Items listed in a dataset
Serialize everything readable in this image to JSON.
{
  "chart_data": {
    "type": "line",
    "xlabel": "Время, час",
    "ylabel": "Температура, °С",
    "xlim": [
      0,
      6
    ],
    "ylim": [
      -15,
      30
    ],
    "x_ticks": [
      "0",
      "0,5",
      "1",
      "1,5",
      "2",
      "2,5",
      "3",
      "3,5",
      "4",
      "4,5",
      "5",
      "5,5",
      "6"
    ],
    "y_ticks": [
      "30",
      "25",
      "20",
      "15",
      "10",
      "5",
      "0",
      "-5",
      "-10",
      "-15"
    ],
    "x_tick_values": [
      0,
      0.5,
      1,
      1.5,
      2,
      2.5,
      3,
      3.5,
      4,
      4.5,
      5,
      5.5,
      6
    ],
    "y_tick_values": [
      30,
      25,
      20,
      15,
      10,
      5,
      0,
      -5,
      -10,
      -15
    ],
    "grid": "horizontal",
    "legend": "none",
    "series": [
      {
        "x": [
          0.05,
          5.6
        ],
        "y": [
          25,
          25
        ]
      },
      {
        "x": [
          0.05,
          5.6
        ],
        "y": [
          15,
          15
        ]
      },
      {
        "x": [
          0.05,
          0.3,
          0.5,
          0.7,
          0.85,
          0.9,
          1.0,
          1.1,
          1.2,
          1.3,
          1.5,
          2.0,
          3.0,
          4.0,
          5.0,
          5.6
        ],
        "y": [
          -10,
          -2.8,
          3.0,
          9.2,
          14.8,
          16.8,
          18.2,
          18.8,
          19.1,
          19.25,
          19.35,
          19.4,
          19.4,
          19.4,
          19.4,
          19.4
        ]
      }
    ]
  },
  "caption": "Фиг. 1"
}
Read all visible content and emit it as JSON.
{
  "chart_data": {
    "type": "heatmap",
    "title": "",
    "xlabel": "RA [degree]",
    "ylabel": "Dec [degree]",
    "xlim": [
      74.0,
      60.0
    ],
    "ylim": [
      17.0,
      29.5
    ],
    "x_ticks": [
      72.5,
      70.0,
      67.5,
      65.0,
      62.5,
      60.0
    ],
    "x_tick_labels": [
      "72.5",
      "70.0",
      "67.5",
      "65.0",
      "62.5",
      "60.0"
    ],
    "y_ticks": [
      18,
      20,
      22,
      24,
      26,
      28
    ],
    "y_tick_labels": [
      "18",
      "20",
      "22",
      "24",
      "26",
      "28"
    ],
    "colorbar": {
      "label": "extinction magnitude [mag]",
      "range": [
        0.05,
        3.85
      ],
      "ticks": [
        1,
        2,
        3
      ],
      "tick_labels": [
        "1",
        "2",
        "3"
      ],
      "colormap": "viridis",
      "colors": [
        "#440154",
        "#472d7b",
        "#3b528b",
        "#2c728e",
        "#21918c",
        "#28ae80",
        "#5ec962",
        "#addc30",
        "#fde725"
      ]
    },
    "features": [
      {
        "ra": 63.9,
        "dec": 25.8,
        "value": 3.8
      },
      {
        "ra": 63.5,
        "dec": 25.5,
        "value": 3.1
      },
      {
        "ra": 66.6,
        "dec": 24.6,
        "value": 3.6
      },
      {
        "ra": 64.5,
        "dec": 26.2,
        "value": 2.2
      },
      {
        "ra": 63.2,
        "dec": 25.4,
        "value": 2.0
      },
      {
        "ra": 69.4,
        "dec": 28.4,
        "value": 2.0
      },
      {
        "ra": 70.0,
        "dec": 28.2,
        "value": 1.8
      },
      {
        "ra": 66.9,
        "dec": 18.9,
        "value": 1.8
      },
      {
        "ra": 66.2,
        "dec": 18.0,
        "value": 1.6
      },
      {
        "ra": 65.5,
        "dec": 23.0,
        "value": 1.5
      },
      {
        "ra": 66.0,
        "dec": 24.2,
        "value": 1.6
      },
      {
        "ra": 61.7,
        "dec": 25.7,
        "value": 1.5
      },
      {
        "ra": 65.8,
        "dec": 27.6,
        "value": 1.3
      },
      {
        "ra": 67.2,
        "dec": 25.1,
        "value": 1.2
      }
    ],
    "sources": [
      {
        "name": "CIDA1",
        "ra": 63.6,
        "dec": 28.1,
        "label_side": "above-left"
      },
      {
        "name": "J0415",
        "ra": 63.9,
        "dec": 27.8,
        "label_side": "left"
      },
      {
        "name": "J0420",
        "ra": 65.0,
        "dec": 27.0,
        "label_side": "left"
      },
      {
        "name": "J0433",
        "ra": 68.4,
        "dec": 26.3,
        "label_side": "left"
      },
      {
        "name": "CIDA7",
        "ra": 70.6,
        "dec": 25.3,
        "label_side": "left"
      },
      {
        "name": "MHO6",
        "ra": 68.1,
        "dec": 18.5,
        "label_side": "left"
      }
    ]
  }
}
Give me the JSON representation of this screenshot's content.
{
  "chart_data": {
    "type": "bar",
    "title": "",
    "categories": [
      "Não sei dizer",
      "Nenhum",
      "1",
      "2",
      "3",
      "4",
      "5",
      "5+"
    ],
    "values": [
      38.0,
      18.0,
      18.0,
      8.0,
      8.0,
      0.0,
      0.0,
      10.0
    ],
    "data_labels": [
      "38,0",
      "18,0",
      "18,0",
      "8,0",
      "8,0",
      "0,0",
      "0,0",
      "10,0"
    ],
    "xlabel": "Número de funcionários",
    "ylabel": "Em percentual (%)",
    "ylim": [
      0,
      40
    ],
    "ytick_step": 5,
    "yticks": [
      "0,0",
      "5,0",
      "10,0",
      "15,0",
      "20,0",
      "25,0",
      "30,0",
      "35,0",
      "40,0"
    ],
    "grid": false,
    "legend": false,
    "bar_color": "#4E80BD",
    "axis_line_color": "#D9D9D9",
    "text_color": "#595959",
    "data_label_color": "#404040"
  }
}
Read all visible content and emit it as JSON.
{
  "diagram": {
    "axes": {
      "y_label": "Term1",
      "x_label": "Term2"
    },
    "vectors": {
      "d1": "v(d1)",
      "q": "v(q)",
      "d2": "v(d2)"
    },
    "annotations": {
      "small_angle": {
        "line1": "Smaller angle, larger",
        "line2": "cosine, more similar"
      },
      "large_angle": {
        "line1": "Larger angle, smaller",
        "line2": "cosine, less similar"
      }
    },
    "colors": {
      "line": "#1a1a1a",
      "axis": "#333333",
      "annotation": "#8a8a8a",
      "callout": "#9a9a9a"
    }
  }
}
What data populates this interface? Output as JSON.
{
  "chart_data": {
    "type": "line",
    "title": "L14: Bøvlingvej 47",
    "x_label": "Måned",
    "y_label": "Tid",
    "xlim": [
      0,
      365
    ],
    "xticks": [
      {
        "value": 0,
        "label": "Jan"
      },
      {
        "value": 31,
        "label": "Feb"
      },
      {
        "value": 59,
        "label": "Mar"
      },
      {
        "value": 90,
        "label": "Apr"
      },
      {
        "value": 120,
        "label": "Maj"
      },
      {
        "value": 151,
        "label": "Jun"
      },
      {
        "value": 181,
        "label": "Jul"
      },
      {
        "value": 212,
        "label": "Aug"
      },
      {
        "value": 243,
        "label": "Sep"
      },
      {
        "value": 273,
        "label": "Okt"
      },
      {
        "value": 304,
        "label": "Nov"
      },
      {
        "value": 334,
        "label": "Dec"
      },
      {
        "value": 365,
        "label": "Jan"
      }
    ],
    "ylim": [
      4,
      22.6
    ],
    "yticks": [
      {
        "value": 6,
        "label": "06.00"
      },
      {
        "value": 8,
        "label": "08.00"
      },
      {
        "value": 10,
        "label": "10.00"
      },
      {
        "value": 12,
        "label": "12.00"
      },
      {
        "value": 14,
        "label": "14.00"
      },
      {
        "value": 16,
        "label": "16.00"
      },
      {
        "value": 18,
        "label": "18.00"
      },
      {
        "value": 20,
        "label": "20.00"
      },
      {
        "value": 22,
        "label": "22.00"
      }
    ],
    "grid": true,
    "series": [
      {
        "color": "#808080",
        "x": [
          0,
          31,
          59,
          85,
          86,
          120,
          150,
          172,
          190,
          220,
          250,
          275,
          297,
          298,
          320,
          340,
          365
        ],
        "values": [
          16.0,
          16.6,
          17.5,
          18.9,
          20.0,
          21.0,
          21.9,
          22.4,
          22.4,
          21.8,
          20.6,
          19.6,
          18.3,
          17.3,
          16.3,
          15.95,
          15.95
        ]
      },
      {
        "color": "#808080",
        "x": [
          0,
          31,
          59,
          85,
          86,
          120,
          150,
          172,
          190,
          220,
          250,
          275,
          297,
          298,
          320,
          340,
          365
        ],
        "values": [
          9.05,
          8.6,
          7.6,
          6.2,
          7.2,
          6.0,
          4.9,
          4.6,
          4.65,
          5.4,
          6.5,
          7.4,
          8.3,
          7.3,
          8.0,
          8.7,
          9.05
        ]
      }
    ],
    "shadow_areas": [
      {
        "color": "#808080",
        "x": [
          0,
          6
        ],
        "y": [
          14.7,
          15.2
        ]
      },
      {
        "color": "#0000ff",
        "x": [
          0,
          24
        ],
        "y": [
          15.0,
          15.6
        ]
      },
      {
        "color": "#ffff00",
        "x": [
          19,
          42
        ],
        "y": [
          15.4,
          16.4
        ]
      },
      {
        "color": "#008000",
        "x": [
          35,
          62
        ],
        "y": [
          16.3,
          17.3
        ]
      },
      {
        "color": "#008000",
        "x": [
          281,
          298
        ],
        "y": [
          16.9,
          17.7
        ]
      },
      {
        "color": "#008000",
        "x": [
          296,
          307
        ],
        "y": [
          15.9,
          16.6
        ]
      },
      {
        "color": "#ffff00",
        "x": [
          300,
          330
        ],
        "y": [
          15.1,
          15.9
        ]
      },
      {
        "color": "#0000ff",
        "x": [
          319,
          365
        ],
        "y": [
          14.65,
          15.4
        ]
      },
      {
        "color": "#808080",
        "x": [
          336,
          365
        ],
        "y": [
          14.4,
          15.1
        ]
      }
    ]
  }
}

> [Description of the task]: Return each line of the data that contains the string "cosine".

> [Finished exercise]:
        "line2": "cosine, more similar"
        "line2": "cosine, less similar"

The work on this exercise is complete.